#### DATA ROWS:
+ + + + +

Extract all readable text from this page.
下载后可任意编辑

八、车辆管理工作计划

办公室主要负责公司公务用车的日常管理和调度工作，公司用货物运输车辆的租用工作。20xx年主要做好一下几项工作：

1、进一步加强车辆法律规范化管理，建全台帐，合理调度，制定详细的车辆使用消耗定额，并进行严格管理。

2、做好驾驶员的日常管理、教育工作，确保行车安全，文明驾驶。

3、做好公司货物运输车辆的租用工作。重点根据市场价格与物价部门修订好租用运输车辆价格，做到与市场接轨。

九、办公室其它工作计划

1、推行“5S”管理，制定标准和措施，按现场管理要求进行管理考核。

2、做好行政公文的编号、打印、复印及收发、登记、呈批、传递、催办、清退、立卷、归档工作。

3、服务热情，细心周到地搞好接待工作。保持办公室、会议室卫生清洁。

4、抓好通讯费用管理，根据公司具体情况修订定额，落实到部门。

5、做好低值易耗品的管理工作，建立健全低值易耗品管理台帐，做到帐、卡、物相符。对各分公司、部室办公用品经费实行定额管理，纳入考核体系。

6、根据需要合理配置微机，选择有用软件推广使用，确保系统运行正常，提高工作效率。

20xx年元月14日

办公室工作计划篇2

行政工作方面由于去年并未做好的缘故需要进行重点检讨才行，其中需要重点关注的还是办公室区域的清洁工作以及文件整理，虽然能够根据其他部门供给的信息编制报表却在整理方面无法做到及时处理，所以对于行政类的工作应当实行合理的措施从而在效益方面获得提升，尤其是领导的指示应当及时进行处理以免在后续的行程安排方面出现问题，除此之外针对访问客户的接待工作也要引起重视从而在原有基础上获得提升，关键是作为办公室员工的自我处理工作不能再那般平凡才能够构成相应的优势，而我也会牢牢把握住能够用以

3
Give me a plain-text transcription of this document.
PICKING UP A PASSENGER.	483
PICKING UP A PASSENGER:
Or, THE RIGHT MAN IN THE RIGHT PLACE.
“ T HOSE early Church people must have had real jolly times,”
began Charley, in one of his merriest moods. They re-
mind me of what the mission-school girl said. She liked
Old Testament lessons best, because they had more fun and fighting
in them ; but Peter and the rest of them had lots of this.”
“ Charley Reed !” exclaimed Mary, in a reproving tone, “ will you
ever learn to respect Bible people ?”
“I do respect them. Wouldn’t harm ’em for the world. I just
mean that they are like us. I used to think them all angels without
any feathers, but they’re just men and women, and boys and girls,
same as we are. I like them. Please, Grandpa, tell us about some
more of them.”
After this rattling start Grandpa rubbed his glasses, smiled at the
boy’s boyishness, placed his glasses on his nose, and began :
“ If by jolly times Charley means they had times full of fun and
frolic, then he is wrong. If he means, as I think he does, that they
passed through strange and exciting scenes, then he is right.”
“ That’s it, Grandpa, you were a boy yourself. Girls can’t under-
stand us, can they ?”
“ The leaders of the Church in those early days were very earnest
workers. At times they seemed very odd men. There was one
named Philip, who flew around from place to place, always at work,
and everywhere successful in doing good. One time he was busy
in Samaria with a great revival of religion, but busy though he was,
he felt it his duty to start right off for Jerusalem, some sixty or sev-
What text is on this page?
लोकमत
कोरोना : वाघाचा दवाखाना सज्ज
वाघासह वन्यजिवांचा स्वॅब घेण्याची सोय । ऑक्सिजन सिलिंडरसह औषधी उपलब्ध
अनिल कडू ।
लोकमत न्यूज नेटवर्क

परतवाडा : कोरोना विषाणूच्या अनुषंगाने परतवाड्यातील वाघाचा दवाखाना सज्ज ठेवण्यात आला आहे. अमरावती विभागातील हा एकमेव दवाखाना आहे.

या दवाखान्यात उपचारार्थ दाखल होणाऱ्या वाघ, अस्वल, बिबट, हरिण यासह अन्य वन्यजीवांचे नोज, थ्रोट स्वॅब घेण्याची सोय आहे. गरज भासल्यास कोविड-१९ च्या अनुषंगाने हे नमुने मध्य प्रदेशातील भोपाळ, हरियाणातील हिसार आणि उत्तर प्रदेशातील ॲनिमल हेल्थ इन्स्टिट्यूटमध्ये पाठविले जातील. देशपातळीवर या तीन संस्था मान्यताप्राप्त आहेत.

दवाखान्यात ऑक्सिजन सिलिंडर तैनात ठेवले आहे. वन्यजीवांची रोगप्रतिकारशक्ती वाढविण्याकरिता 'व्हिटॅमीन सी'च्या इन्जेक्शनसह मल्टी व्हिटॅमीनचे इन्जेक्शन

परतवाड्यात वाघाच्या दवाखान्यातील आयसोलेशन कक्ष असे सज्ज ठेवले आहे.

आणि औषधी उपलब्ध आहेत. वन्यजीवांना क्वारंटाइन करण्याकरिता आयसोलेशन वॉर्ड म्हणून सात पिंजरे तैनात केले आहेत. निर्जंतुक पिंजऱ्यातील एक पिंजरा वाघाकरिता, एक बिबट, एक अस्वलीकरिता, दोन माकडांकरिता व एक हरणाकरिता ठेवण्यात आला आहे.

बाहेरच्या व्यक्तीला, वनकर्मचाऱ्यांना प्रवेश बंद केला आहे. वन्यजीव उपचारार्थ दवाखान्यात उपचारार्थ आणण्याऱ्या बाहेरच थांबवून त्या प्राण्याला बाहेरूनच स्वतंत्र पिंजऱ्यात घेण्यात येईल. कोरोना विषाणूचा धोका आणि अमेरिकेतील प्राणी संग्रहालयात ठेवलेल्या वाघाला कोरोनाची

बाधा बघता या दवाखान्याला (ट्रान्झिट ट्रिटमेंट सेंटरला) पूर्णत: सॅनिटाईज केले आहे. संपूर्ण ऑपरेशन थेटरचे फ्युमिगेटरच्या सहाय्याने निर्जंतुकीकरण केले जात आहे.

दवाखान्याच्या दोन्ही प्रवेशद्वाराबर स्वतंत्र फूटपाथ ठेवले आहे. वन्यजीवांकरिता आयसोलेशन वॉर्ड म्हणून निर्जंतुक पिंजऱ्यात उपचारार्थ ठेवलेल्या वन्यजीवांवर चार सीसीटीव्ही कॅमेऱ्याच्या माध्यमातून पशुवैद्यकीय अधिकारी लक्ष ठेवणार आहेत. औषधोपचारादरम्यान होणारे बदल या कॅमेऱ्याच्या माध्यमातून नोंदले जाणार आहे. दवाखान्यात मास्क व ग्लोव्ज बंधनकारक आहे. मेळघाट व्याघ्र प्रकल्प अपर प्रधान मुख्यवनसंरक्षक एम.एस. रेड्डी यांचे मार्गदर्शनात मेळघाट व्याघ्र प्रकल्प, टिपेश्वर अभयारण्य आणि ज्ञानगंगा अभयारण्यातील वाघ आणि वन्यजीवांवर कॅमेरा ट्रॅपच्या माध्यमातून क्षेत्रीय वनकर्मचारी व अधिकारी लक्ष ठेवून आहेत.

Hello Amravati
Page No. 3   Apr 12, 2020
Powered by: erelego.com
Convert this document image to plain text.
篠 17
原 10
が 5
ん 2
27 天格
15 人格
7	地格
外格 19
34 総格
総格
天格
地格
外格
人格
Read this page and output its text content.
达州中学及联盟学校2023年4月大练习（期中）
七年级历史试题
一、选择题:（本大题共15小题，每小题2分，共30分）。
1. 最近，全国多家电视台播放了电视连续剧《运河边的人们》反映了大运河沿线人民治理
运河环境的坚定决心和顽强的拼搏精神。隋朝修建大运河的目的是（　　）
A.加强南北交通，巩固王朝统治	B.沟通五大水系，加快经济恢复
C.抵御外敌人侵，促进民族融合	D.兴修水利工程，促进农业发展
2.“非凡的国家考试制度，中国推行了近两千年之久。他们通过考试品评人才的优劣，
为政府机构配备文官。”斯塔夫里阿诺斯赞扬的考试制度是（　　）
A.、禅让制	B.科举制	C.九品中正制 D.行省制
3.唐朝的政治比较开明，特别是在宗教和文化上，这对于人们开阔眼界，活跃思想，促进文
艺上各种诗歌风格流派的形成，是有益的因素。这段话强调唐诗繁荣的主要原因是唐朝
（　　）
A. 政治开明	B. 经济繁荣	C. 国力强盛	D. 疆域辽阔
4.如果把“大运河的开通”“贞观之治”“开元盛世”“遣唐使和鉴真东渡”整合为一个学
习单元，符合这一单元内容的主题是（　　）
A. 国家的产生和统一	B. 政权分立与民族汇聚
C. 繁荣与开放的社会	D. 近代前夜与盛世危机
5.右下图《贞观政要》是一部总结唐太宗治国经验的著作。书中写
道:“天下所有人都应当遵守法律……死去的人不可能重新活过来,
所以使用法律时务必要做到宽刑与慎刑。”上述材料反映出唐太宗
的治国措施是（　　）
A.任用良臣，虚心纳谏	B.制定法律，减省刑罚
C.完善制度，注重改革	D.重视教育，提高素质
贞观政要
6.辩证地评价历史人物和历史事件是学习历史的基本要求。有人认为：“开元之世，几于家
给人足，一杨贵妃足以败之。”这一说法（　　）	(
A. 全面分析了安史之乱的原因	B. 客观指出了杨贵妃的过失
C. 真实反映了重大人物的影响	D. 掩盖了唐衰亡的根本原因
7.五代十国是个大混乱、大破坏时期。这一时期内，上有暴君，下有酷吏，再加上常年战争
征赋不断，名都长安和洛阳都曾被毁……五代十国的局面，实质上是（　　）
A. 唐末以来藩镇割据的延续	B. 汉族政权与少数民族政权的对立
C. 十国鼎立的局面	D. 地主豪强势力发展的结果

+ + + + +

#### EXERCISE BRIEF:
How many lines of the data contain the word "some"? Answer with the number alone.

#### REPLY TO THE TASK:
2